_TASK OBJECTIVE_. Wherever a line holds the word "name", copy that line out.

_MATERIAL SUPPLIED_.
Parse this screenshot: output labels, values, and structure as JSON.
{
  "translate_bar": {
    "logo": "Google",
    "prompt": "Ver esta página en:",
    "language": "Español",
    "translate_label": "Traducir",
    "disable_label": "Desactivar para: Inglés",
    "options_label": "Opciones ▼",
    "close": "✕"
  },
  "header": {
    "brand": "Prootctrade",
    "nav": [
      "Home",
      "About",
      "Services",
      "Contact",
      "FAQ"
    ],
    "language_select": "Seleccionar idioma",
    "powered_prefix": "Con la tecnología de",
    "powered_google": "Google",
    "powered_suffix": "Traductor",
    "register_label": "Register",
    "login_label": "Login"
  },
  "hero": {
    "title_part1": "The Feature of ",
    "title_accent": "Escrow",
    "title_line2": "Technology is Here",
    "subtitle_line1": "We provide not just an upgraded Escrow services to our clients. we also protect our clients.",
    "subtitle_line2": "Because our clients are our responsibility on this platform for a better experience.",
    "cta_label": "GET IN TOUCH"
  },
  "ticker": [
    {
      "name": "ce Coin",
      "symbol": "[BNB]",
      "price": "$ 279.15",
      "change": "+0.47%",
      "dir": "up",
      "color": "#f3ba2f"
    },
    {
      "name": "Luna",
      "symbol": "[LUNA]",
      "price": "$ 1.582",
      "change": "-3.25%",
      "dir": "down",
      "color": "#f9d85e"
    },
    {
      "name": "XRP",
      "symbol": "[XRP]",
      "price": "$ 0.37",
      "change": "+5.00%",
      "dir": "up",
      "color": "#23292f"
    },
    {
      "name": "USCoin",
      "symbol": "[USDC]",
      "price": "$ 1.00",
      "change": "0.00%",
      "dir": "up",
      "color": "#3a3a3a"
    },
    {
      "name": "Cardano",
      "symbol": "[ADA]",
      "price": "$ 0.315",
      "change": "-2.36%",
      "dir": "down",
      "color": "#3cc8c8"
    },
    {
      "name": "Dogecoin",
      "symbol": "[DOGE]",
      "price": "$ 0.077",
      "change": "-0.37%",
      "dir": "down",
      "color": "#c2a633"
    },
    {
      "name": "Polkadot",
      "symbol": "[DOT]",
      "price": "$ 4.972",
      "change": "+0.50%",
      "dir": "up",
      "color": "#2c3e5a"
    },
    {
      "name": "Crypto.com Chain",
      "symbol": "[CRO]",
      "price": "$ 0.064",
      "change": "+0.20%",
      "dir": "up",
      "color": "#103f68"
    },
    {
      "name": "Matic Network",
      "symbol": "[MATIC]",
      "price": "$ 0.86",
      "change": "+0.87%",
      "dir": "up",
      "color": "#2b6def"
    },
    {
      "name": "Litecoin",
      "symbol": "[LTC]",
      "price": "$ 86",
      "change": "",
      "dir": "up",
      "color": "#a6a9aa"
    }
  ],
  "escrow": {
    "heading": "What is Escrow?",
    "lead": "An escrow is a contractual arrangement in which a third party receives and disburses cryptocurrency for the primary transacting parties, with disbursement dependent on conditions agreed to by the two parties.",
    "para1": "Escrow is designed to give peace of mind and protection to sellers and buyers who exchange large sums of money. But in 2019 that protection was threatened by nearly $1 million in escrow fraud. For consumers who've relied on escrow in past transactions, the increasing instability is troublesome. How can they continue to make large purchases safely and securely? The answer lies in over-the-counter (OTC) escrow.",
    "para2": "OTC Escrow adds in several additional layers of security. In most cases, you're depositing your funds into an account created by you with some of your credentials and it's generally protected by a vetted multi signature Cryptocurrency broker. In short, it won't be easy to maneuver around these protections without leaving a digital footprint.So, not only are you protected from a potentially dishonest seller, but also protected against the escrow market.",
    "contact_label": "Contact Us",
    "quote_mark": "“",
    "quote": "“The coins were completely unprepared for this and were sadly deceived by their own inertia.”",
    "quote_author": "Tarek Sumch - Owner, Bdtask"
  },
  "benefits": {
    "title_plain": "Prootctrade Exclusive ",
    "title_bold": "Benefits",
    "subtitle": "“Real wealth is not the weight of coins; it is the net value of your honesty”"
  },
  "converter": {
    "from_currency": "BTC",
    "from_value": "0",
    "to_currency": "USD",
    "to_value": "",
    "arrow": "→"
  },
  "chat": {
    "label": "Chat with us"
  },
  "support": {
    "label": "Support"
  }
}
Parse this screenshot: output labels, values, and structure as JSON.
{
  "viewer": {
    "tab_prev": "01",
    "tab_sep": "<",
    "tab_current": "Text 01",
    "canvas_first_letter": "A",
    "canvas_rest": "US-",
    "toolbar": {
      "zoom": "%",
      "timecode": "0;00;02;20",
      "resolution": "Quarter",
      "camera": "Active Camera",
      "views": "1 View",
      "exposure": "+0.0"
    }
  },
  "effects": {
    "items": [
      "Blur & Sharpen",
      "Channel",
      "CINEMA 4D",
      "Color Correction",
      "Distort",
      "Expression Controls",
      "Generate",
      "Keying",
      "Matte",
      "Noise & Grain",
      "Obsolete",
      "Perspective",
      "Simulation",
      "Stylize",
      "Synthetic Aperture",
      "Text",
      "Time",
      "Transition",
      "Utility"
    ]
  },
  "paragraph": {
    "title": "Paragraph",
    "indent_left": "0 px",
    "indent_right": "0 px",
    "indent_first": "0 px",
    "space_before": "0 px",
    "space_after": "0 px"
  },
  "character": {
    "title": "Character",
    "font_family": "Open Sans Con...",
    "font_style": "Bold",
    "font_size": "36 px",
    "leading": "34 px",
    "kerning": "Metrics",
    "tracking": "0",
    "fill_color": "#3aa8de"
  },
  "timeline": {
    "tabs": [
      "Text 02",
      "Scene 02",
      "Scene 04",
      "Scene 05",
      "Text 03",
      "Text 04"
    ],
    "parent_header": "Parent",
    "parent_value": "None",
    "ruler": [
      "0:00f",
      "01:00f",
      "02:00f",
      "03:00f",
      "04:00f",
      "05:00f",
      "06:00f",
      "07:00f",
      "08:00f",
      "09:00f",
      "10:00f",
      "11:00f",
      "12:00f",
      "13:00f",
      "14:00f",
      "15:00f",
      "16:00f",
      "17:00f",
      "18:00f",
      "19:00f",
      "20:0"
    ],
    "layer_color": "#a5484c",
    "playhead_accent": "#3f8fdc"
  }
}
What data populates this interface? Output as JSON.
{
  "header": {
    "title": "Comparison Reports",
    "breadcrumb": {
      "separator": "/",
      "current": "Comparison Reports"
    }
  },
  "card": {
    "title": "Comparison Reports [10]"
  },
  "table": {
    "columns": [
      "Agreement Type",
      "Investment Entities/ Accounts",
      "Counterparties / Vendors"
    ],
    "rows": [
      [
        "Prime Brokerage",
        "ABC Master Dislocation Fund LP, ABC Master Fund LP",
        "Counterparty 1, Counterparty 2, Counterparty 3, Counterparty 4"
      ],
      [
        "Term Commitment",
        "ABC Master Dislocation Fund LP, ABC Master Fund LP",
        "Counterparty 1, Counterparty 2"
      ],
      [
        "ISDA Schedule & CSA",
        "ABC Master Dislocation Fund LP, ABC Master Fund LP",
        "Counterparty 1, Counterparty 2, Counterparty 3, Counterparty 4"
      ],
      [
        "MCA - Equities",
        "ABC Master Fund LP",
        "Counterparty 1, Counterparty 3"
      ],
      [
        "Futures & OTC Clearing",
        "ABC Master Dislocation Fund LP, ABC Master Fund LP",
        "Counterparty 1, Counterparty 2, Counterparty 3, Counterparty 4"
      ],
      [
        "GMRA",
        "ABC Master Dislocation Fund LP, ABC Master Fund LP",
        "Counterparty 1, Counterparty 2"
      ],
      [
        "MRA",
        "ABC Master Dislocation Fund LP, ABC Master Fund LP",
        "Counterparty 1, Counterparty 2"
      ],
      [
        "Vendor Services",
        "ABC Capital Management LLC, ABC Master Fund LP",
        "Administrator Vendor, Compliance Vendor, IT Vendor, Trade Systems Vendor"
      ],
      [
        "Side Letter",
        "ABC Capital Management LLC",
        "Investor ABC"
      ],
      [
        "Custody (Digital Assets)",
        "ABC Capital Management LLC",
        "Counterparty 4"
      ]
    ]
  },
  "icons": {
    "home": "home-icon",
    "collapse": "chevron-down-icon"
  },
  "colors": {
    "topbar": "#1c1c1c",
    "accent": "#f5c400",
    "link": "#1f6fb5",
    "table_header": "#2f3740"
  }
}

_ANSWER TO THE TASK_.
      "name": "ce Coin",
      "name": "Luna",
      "name": "XRP",
      "name": "USCoin",
      "name": "Cardano",
      "name": "Dogecoin",
      "name": "Polkadot",
      "name": "Crypto.com Chain",
      "name": "Matic Network",
      "name": "Litecoin",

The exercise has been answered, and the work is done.